▶ [Short problem] Check each line of the listing below for the string "Index", and copy the ones that have it.

## START

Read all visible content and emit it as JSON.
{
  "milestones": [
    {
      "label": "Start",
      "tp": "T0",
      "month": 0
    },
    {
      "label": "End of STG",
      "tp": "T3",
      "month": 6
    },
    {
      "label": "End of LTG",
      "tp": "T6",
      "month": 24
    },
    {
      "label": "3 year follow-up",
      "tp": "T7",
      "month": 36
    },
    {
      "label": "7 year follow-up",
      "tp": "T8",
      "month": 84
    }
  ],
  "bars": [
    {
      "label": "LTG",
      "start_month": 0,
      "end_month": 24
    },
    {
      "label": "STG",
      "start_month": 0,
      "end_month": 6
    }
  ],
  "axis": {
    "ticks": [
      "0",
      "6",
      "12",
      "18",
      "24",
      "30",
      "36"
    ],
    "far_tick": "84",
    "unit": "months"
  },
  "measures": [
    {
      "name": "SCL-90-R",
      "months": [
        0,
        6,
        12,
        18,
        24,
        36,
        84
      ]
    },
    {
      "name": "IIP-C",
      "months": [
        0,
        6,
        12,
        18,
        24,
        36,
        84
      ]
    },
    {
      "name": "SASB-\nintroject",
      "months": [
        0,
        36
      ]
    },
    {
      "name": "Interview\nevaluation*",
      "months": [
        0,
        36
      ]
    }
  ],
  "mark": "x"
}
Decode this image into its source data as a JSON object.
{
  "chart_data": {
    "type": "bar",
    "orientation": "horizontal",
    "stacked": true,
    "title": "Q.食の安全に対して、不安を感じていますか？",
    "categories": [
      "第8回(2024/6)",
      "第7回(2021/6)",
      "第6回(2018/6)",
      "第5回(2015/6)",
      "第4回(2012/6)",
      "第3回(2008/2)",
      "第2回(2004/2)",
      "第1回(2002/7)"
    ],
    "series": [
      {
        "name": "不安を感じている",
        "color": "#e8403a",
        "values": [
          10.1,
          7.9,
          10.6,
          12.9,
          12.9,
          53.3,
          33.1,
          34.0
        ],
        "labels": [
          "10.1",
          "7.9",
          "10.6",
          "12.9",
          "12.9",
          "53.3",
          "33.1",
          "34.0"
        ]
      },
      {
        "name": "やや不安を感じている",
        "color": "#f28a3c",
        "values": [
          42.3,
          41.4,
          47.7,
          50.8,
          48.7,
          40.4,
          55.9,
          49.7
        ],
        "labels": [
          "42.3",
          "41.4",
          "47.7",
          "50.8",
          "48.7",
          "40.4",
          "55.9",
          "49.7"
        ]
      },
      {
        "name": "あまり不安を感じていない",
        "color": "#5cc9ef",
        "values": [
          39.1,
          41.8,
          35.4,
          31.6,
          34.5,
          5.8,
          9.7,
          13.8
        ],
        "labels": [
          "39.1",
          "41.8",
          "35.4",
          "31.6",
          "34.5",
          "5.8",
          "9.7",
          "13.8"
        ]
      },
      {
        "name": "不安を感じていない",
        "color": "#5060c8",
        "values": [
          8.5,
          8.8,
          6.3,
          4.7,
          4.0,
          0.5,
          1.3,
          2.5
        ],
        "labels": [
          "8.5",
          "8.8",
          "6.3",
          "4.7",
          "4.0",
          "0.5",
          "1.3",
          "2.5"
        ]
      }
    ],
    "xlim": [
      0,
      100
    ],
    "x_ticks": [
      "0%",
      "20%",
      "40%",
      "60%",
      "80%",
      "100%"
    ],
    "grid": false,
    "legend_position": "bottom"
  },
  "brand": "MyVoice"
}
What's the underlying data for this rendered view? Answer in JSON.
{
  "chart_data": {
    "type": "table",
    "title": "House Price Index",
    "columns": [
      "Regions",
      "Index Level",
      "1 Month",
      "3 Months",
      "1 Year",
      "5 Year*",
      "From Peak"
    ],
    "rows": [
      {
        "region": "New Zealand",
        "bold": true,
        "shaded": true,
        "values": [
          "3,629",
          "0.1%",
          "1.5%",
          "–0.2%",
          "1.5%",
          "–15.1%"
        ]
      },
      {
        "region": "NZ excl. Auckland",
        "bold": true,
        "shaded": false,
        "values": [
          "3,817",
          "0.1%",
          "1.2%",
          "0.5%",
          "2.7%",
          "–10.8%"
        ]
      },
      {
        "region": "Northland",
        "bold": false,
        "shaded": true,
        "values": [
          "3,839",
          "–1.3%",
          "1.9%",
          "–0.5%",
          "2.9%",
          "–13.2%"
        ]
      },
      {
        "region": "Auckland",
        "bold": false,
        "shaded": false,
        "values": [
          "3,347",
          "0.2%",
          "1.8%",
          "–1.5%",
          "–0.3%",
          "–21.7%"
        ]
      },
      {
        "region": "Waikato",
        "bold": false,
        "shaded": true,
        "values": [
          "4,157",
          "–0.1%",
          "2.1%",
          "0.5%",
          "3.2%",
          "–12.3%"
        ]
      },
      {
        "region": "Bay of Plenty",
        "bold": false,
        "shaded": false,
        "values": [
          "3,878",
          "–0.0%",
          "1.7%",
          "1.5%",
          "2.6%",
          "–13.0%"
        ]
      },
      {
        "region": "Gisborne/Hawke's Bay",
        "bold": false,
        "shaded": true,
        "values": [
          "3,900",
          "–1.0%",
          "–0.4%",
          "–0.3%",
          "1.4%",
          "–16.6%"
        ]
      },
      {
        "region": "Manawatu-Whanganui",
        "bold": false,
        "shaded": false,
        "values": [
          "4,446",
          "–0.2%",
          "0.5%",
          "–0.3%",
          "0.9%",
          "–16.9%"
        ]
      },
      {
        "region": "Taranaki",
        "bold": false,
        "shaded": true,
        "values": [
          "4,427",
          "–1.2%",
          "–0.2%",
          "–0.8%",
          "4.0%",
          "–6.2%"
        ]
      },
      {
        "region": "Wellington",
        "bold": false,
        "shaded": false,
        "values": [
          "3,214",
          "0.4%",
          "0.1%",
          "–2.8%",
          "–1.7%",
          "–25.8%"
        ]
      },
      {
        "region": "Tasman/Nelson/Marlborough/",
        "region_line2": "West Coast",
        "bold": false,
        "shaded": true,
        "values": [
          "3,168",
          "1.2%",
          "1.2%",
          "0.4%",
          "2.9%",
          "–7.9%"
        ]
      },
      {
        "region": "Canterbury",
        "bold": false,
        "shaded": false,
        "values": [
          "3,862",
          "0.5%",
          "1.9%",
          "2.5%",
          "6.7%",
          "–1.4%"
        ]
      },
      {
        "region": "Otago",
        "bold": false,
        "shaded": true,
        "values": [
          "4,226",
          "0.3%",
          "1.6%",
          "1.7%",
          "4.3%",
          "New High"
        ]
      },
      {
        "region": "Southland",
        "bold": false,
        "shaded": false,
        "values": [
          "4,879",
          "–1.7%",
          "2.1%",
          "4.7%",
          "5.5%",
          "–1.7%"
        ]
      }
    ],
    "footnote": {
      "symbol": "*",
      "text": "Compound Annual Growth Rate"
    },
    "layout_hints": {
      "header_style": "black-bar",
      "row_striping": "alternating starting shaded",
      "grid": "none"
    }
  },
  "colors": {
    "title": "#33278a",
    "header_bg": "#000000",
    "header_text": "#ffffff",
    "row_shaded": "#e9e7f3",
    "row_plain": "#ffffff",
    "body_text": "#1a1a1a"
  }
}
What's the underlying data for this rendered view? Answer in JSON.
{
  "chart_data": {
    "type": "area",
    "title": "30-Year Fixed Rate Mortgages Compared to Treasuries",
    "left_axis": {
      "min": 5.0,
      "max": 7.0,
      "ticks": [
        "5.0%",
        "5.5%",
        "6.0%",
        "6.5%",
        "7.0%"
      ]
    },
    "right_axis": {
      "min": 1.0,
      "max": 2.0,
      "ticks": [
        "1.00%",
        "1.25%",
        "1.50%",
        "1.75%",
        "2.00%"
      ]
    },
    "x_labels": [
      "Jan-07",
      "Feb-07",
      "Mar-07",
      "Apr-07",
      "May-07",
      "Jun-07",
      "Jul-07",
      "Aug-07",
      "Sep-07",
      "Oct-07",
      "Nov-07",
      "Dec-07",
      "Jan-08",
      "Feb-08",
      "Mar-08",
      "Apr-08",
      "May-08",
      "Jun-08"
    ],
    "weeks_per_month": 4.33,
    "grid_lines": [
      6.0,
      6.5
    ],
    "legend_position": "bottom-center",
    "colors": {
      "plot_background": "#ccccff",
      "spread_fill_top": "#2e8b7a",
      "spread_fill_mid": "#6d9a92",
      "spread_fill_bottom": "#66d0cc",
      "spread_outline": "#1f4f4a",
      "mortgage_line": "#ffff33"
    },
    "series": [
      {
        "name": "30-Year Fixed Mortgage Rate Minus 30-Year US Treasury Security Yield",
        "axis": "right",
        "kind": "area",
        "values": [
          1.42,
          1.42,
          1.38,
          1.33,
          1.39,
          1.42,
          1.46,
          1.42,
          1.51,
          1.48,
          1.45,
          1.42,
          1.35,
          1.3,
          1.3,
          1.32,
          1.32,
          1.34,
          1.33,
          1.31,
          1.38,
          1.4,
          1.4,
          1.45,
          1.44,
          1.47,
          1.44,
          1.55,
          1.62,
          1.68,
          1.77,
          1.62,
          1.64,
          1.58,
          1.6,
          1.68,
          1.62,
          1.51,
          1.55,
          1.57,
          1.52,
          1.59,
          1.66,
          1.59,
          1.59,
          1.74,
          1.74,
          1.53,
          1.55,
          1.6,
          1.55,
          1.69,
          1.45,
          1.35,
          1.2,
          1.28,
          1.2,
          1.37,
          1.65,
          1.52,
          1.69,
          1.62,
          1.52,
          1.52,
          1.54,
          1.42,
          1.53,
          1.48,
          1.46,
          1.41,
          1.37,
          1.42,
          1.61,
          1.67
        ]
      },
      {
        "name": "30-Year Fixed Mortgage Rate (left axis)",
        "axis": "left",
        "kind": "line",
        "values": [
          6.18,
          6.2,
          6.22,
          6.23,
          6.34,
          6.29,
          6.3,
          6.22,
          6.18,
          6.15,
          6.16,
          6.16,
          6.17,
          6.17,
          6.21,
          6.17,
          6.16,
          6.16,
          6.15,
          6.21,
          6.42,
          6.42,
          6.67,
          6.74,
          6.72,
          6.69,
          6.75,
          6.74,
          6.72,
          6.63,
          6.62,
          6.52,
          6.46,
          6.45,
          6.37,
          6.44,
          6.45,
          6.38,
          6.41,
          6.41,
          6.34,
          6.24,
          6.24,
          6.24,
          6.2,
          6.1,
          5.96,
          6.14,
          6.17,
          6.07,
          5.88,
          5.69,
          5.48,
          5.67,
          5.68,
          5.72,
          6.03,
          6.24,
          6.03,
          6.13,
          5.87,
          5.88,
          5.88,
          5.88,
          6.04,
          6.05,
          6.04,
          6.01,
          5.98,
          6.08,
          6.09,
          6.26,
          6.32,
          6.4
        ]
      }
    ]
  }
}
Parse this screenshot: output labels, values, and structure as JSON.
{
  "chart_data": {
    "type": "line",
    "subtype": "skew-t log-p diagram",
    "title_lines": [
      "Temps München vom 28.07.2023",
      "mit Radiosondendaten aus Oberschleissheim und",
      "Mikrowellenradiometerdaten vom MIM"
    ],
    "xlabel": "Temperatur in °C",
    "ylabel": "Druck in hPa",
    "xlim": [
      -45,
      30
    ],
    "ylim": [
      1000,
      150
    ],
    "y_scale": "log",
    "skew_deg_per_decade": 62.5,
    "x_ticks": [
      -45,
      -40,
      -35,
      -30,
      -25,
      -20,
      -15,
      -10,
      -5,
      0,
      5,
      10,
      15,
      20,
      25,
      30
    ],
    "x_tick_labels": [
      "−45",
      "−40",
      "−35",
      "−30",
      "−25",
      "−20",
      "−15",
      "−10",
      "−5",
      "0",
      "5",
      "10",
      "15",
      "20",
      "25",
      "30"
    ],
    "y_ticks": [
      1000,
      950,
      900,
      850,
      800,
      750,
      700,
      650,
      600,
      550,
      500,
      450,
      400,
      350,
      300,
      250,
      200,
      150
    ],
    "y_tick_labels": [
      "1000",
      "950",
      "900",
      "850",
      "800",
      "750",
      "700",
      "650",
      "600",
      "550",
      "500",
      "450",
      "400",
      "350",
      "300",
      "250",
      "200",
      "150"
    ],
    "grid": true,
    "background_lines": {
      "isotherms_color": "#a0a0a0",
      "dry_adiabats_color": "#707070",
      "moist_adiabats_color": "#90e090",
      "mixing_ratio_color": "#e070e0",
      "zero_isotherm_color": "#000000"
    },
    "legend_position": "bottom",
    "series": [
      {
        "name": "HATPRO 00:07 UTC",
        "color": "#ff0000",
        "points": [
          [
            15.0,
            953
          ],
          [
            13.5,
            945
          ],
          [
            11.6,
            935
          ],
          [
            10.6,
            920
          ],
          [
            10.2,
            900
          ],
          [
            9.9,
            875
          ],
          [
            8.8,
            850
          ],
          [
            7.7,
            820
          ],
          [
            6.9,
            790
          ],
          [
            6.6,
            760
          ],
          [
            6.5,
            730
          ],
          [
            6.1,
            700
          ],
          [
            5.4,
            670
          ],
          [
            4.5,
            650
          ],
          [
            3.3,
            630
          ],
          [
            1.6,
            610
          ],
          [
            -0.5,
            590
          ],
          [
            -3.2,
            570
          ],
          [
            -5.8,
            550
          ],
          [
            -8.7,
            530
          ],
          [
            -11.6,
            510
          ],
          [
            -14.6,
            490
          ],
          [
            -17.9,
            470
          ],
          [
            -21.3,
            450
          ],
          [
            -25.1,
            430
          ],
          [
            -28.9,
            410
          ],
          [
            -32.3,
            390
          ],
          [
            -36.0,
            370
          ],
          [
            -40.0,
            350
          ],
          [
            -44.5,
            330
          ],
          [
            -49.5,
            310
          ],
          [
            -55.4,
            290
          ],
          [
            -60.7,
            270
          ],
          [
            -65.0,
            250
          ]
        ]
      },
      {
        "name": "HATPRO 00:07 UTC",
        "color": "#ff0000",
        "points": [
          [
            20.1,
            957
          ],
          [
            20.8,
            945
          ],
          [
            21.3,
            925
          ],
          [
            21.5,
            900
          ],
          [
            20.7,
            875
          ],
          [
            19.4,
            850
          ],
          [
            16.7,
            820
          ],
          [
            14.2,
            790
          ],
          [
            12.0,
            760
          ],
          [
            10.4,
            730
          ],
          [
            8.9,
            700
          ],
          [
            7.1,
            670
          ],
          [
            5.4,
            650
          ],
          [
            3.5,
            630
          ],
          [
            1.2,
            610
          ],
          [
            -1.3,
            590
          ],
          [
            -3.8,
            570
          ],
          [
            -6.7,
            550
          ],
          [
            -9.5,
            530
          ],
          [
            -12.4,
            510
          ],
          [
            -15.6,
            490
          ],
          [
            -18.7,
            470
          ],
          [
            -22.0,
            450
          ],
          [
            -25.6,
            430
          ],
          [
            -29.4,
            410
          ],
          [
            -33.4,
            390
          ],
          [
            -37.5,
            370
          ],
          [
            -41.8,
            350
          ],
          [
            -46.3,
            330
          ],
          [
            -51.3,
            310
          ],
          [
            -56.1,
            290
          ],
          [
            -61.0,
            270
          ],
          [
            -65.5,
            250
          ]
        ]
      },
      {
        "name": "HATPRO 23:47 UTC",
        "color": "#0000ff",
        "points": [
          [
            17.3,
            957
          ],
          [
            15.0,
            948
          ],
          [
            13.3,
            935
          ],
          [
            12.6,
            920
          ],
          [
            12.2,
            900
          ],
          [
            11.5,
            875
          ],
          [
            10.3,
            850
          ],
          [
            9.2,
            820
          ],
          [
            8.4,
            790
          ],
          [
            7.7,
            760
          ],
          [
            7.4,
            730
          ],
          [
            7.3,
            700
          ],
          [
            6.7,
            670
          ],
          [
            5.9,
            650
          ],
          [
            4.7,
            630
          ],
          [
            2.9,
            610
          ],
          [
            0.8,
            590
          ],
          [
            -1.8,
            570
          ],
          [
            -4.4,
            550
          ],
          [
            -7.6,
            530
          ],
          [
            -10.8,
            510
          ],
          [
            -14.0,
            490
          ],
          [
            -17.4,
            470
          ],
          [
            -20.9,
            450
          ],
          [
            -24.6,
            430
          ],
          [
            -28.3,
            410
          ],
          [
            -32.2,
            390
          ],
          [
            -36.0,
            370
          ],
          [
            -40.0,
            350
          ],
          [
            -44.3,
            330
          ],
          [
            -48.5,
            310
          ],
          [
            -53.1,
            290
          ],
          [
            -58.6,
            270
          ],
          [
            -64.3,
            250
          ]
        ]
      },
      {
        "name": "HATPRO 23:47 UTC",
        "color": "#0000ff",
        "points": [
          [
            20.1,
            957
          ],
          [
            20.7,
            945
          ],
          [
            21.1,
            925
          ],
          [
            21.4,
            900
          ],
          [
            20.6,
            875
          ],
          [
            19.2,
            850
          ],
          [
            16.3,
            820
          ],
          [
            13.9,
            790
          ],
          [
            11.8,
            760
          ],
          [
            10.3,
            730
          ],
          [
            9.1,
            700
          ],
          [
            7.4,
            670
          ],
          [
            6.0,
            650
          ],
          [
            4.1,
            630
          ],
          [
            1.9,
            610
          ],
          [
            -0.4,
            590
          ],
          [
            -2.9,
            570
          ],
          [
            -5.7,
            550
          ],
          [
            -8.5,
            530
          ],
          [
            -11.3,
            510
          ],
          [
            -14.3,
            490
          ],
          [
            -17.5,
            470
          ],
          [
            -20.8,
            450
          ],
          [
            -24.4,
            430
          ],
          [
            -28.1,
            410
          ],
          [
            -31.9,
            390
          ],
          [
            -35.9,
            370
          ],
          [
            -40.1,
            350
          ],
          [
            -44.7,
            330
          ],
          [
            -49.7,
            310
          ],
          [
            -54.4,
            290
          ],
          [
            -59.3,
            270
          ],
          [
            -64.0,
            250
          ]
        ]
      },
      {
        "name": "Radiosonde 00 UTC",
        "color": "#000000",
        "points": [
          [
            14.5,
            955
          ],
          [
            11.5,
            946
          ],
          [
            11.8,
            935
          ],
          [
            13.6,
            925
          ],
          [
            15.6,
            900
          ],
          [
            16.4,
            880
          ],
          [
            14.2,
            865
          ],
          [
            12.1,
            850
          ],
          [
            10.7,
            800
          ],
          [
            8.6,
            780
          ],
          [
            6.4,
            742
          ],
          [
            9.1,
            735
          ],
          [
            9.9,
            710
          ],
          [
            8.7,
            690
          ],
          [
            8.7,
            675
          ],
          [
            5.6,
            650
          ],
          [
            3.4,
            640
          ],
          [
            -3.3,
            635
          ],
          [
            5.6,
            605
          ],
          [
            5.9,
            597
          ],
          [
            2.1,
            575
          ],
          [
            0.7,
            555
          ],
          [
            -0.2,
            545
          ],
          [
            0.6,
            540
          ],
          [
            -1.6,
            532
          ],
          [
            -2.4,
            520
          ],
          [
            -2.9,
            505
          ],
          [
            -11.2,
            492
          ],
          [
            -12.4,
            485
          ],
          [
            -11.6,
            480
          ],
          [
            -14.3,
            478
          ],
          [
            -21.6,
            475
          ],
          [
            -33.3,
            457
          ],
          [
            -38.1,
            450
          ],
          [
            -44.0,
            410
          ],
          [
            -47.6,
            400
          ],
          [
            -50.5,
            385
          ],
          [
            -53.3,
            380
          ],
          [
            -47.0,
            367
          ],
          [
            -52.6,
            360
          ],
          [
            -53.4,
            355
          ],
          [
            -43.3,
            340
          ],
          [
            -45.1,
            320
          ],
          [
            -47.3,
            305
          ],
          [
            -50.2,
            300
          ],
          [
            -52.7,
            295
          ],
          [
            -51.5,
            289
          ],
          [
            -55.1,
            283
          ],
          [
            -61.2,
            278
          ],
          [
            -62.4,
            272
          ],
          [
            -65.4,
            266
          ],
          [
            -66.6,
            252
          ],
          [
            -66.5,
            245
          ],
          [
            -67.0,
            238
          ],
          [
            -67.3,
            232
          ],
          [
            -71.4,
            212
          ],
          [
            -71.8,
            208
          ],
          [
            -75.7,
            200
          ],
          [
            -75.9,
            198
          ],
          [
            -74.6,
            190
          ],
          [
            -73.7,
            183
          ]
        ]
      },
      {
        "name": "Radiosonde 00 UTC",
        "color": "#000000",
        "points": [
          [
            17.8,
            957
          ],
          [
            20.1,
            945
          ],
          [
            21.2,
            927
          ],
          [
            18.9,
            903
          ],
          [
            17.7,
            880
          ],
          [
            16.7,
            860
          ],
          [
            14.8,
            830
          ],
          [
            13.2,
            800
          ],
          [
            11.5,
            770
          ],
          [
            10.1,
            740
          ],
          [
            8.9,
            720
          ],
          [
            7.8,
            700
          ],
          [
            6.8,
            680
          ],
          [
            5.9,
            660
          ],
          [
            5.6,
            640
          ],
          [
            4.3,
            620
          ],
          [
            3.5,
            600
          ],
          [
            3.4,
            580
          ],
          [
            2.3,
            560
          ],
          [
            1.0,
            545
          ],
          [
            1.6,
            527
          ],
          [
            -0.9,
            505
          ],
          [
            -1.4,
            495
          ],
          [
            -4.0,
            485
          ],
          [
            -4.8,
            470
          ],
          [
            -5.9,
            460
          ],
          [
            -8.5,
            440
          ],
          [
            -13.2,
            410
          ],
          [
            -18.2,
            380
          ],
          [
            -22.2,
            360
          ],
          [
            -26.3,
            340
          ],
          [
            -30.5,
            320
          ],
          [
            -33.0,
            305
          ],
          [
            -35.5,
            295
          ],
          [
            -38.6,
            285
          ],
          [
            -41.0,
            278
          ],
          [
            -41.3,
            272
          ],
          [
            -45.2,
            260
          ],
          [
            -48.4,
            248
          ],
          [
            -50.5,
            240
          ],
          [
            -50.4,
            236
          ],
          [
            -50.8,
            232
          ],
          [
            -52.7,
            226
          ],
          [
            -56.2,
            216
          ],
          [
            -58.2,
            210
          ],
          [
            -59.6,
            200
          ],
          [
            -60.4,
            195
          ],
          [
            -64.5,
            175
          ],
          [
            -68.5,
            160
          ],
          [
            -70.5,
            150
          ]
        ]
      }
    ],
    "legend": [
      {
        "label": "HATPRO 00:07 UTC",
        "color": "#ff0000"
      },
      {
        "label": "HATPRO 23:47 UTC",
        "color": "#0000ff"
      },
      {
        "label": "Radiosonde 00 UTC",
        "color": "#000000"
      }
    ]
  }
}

## END

▶ [Correct output]
    "title": "House Price Index",
      "Index Level",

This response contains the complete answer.